#### [WHAT IS REQUIRED]
Extract and list every line that contains the word "FEBRIYANTI".

Extracted data entries
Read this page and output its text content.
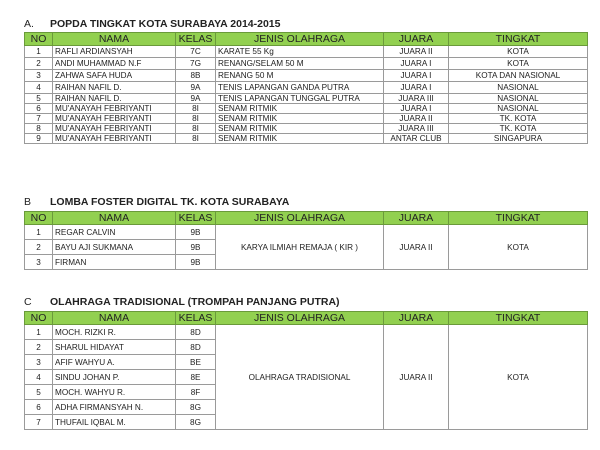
A. POPDA TINGKAT KOTA SURABAYA 2014-2015
NO	NAMA	KELAS	JENIS OLAHRAGA	JUARA	TINGKAT
1	RAFLI ARDIANSYAH	7C	KARATE 55 Kg	JUARA II	KOTA
2	ANDI MUHAMMAD N.F	7G	RENANG/SELAM 50 M	JUARA I	KOTA
3	ZAHWA SAFA HUDA	8B	RENANG 50 M	JUARA I	KOTA DAN NASIONAL
4	RAIHAN NAFIL D.	9A	TENIS LAPANGAN GANDA PUTRA	JUARA I	NASIONAL
5	RAIHAN NAFIL D.	9A	TENIS LAPANGAN TUNGGAL PUTRA	JUARA III	NASIONAL
6	MU'ANAYAH FEBRIYANTI	8I	SENAM RITMIK	JUARA I	NASIONAL
7	MU'ANAYAH FEBRIYANTI	8I	SENAM RITMIK	JUARA II	TK. KOTA
8	MU'ANAYAH FEBRIYANTI	8I	SENAM RITMIK	JUARA III	TK. KOTA
9	MU'ANAYAH FEBRIYANTI	8I	SENAM RITMIK	ANTAR CLUB	SINGAPURA
B LOMBA FOSTER DIGITAL TK. KOTA SURABAYA
NO	NAMA	KELAS	JENIS OLAHRAGA	JUARA	TINGKAT
1	REGAR CALVIN	9B	KARYA ILMIAH REMAJA ( KIR )	JUARA II	KOTA
2	BAYU AJI SUKMANA	9B			
3	FIRMAN	9B			
C OLAHRAGA TRADISIONAL (TROMPAH PANJANG PUTRA)
NO	NAMA	KELAS	JENIS OLAHRAGA	JUARA	TINGKAT
1	MOCH. RIZKI R.	8D	OLAHRAGA TRADISIONAL	JUARA II	KOTA
2	SHARUL HIDAYAT	8D			
3	AFIF WAHYU A.	BE			
4	SINDU JOHAN P.	8E			
5	MOCH. WAHYU R.	8F			
6	ADHA FIRMANSYAH N.	8G			
7	THUFAIL IQBAL M.	8G			
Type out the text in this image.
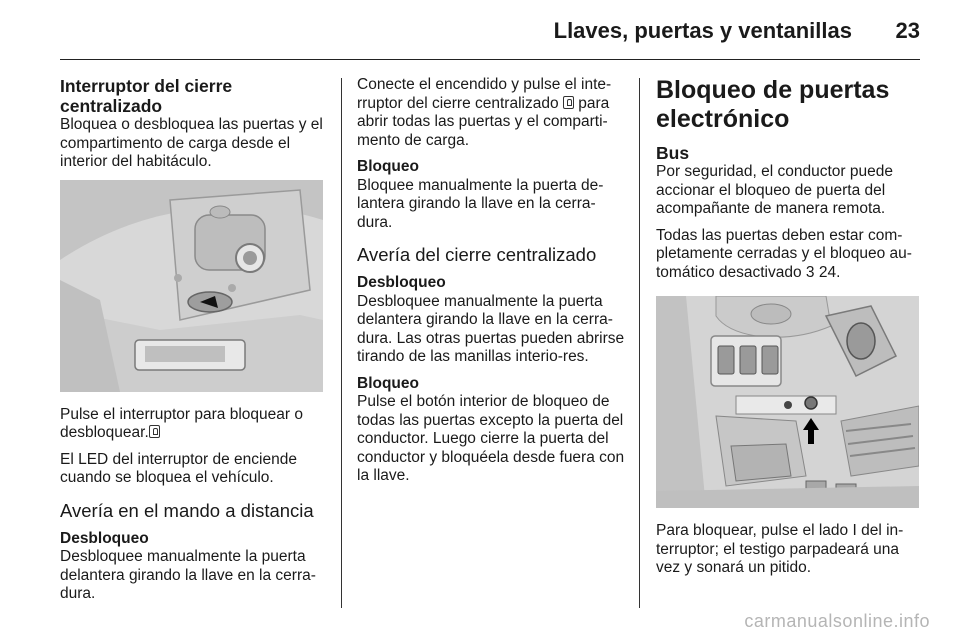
Llaves, puertas y ventanillas 23
Interruptor del cierre centralizado

Bloquea o desbloquea las puertas y el compartimento de carga desde el interior del habitáculo.

Pulse el interruptor para bloquear o desbloquear.

El LED del interruptor de enciende cuando se bloquea el vehículo.

Avería en el mando a distancia
Desbloqueo

Desbloquee manualmente la puerta delantera girando la llave en la cerra-dura.

Conecte el encendido y pulse el inte-rruptor del cierre centralizado  para abrir todas las puertas y el comparti-mento de carga.

Bloqueo

Bloquee manualmente la puerta de-lantera girando la llave en la cerra-dura.

Avería del cierre centralizado
Desbloqueo

Desbloquee manualmente la puerta delantera girando la llave en la cerra-dura. Las otras puertas pueden abrirse tirando de las manillas interio-res.

Bloqueo

Pulse el botón interior de bloqueo de todas las puertas excepto la puerta del conductor. Luego cierre la puerta del conductor y bloquéela desde fuera con la llave.

Bloqueo de puertas electrónico
Bus

Por seguridad, el conductor puede accionar el bloqueo de puerta del acompañante de manera remota.

Todas las puertas deben estar com-pletamente cerradas y el bloqueo au-tomático desactivado 3 24.

Para bloquear, pulse el lado I del in-terruptor; el testigo parpadeará una vez y sonará un pitido.

carmanualsonline.info
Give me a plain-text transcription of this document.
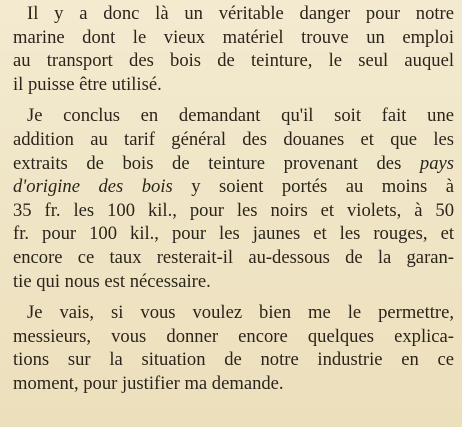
Il y a donc là un véritable danger pour notre
marine dont le vieux matériel trouve un emploi
au transport des bois de teinture, le seul auquel
il puisse être utilisé.

Je conclus en demandant qu'il soit fait une
addition au tarif général des douanes et que les
extraits de bois de teinture provenant des pays
d'origine des bois y soient portés au moins à
35 fr. les 100 kil., pour les noirs et violets, à 50
fr. pour 100 kil., pour les jaunes et les rouges, et
encore ce taux resterait-il au-dessous de la garan-
tie qui nous est nécessaire.

Je vais, si vous voulez bien me le permettre,
messieurs, vous donner encore quelques explica-
tions sur la situation de notre industrie en ce
moment, pour justifier ma demande.
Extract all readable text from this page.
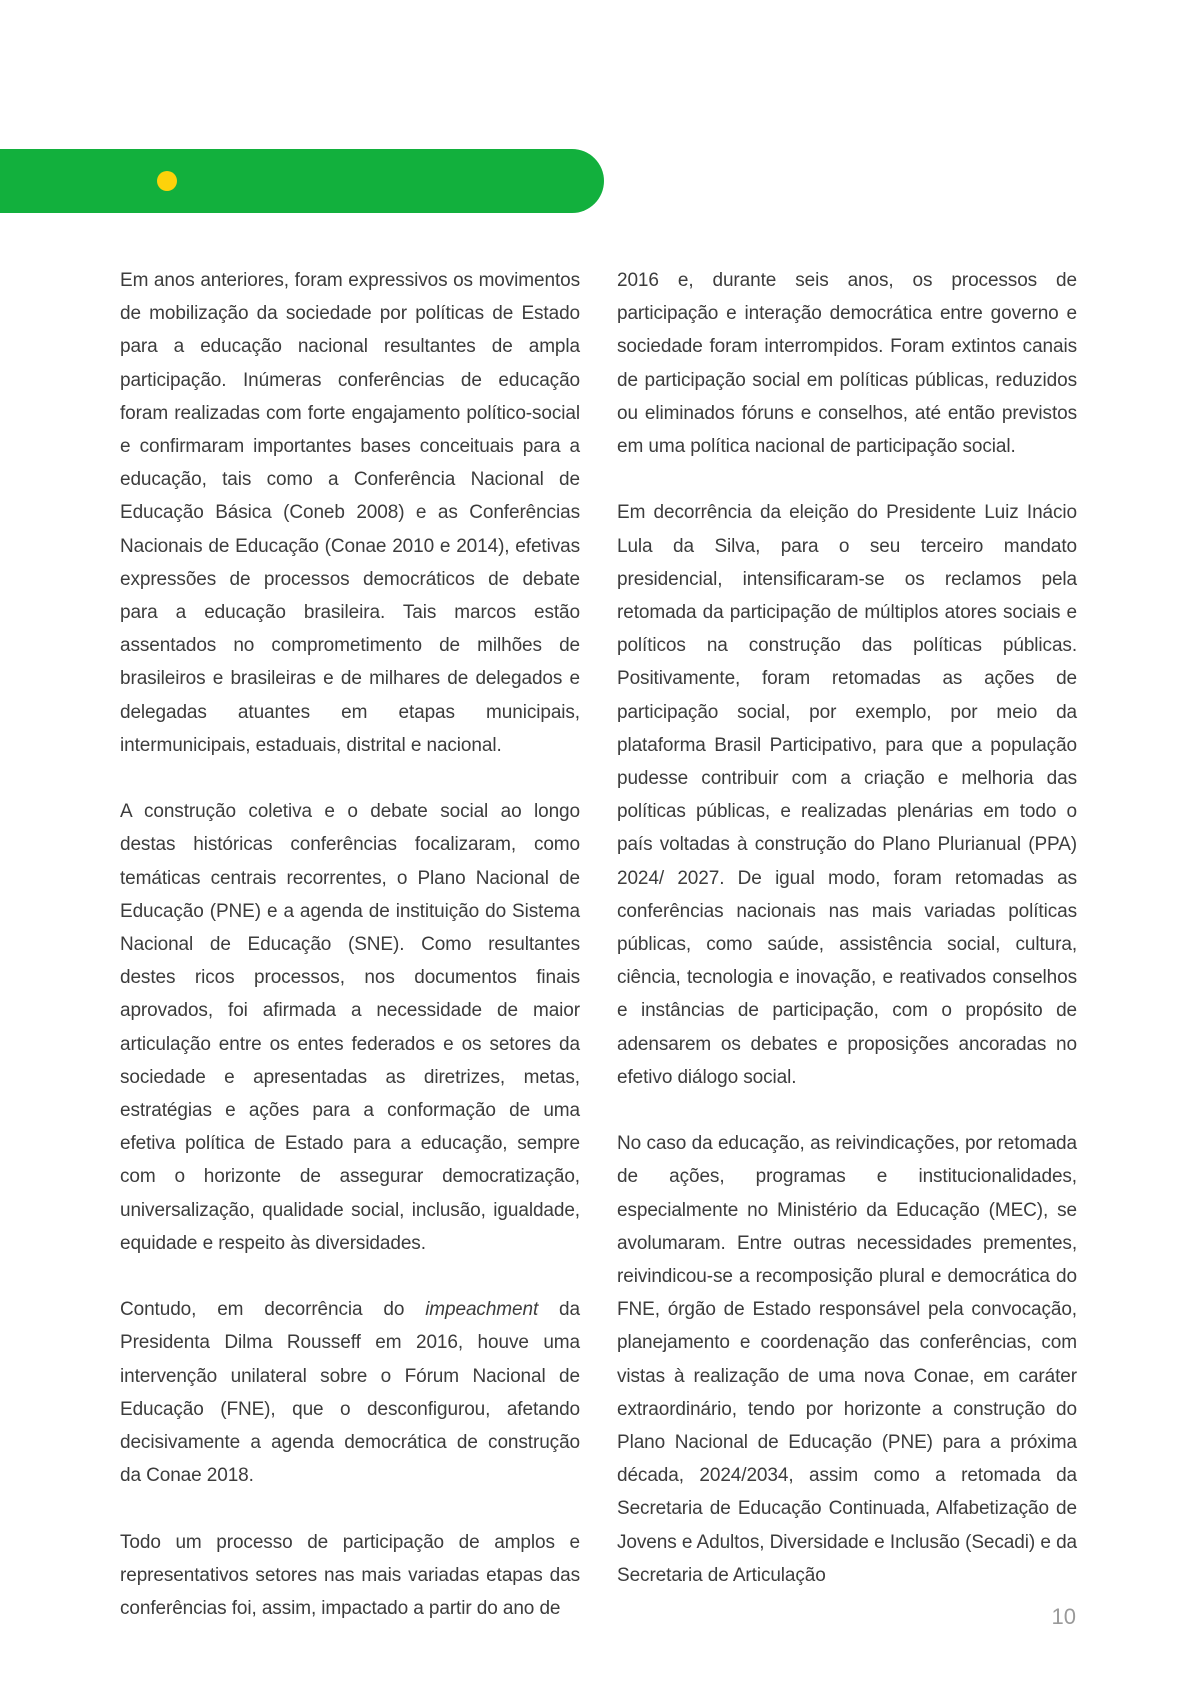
Em anos anteriores, foram expressivos os movimentos de mobilização da sociedade por políticas de Estado para a educação nacional resultantes de ampla participação. Inúmeras conferências de educação foram realizadas com forte engajamento político-social e confirmaram importantes bases conceituais para a educação, tais como a Conferência Nacional de Educação Básica (Coneb 2008) e as Conferências Nacionais de Educação (Conae 2010 e 2014), efetivas expressões de processos democráticos de debate para a educação brasileira. Tais marcos estão assentados no comprometimento de milhões de brasileiros e brasileiras e de milhares de delegados e delegadas atuantes em etapas municipais, intermunicipais, estaduais, distrital e nacional.

A construção coletiva e o debate social ao longo destas históricas conferências focalizaram, como temáticas centrais recorrentes, o Plano Nacional de Educação (PNE) e a agenda de instituição do Sistema Nacional de Educação (SNE). Como resultantes destes ricos processos, nos documentos finais aprovados, foi afirmada a necessidade de maior articulação entre os entes federados e os setores da sociedade e apresentadas as diretrizes, metas, estratégias e ações para a conformação de uma efetiva política de Estado para a educação, sempre com o horizonte de assegurar democratização, universalização, qualidade social, inclusão, igualdade, equidade e respeito às diversidades.

Contudo, em decorrência do impeachment da Presidenta Dilma Rousseff em 2016, houve uma intervenção unilateral sobre o Fórum Nacional de Educação (FNE), que o desconfigurou, afetando decisivamente a agenda democrática de construção da Conae 2018.

Todo um processo de participação de amplos e representativos setores nas mais variadas etapas das conferências foi, assim, impactado a partir do ano de

2016 e, durante seis anos, os processos de participação e interação democrática entre governo e sociedade foram interrompidos. Foram extintos canais de participação social em políticas públicas, reduzidos ou eliminados fóruns e conselhos, até então previstos em uma política nacional de participação social.

Em decorrência da eleição do Presidente Luiz Inácio Lula da Silva, para o seu terceiro mandato presidencial, intensificaram-se os reclamos pela retomada da participação de múltiplos atores sociais e políticos na construção das políticas públicas. Positivamente, foram retomadas as ações de participação social, por exemplo, por meio da plataforma Brasil Participativo, para que a população pudesse contribuir com a criação e melhoria das políticas públicas, e realizadas plenárias em todo o país voltadas à construção do Plano Plurianual (PPA) 2024/ 2027. De igual modo, foram retomadas as conferências nacionais nas mais variadas políticas públicas, como saúde, assistência social, cultura, ciência, tecnologia e inovação, e reativados conselhos e instâncias de participação, com o propósito de adensarem os debates e proposições ancoradas no efetivo diálogo social.

No caso da educação, as reivindicações, por retomada de ações, programas e institucionalidades, especialmente no Ministério da Educação (MEC), se avolumaram. Entre outras necessidades prementes, reivindicou-se a recomposição plural e democrática do FNE, órgão de Estado responsável pela convocação, planejamento e coordenação das conferências, com vistas à realização de uma nova Conae, em caráter extraordinário, tendo por horizonte a construção do Plano Nacional de Educação (PNE) para a próxima década, 2024/2034, assim como a retomada da Secretaria de Educação Continuada, Alfabetização de Jovens e Adultos, Diversidade e Inclusão (Secadi) e da Secretaria de Articulação

10
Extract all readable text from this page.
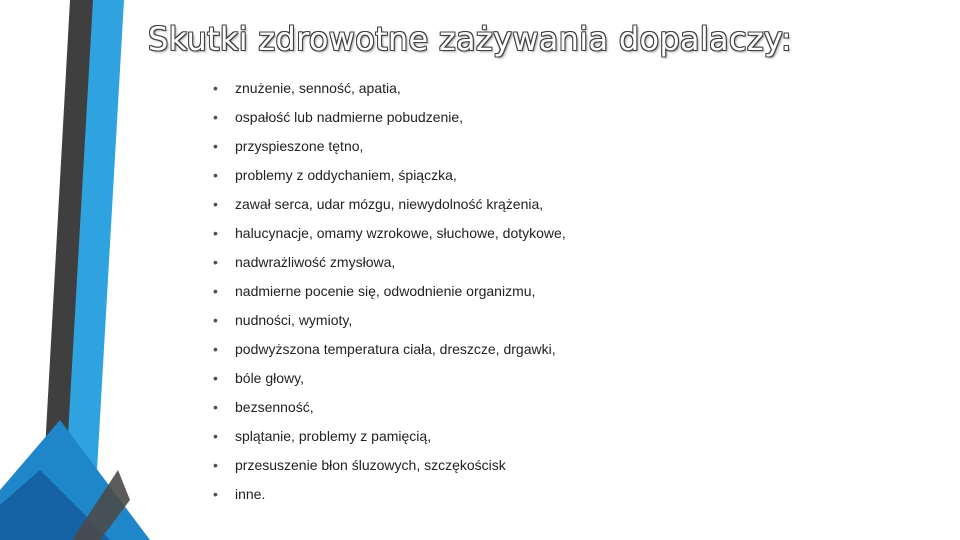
Skutki zdrowotne zażywania dopalaczy:
• znużenie, senność, apatia,
• ospałość lub nadmierne pobudzenie,
• przyspieszone tętno,
• problemy z oddychaniem, śpiączka,
• zawał serca, udar mózgu, niewydolność krążenia,
• halucynacje, omamy wzrokowe, słuchowe, dotykowe,
• nadwrażliwość zmysłowa,
• nadmierne pocenie się, odwodnienie organizmu,
• nudności, wymioty,
• podwyższona temperatura ciała, dreszcze, drgawki,
• bóle głowy,
• bezsenność,
• splątanie, problemy z pamięcią,
• przesuszenie błon śluzowych, szczękościsk
• inne.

#### [EXERCISE RESULT]
6	MU'ANAYAH FEBRIYANTI	8I	SENAM RITMIK	JUARA I	NASIONAL
7	MU'ANAYAH FEBRIYANTI	8I	SENAM RITMIK	JUARA II	TK. KOTA
8	MU'ANAYAH FEBRIYANTI	8I	SENAM RITMIK	JUARA III	TK. KOTA
9	MU'ANAYAH FEBRIYANTI	8I	SENAM RITMIK	ANTAR CLUB	SINGAPURA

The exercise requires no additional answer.